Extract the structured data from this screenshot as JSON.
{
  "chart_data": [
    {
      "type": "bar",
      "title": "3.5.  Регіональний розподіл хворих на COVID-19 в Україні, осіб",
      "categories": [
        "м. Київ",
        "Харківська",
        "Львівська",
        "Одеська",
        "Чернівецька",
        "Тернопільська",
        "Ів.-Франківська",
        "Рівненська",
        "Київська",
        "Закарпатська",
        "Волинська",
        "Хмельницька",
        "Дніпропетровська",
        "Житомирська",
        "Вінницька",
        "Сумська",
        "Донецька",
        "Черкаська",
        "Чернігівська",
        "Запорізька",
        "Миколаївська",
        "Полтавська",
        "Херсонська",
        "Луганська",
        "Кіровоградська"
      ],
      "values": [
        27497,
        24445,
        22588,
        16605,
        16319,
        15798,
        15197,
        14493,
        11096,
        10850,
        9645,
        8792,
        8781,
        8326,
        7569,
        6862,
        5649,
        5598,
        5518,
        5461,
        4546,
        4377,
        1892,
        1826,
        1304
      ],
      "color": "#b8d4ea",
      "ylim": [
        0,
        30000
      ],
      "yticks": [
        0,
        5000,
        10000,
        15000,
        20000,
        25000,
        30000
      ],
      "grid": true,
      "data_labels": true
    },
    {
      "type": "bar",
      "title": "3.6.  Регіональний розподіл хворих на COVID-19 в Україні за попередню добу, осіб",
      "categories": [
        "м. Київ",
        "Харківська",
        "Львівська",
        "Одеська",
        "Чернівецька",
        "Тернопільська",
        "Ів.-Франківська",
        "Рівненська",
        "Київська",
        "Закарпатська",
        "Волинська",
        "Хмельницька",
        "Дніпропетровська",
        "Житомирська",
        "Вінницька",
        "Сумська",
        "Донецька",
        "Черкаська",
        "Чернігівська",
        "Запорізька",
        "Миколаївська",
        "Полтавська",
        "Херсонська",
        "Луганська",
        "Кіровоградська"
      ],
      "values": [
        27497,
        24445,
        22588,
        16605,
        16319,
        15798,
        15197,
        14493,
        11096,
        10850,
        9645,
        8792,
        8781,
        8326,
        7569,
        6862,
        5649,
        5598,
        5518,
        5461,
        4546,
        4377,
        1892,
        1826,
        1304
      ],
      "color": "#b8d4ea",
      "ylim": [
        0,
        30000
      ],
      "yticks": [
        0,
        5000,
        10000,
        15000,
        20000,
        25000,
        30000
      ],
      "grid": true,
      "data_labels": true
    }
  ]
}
■ ■ ■
Exercise brief
Only the number is wanted: how many lines in the data include the string "осіб"?

Solution to this task
2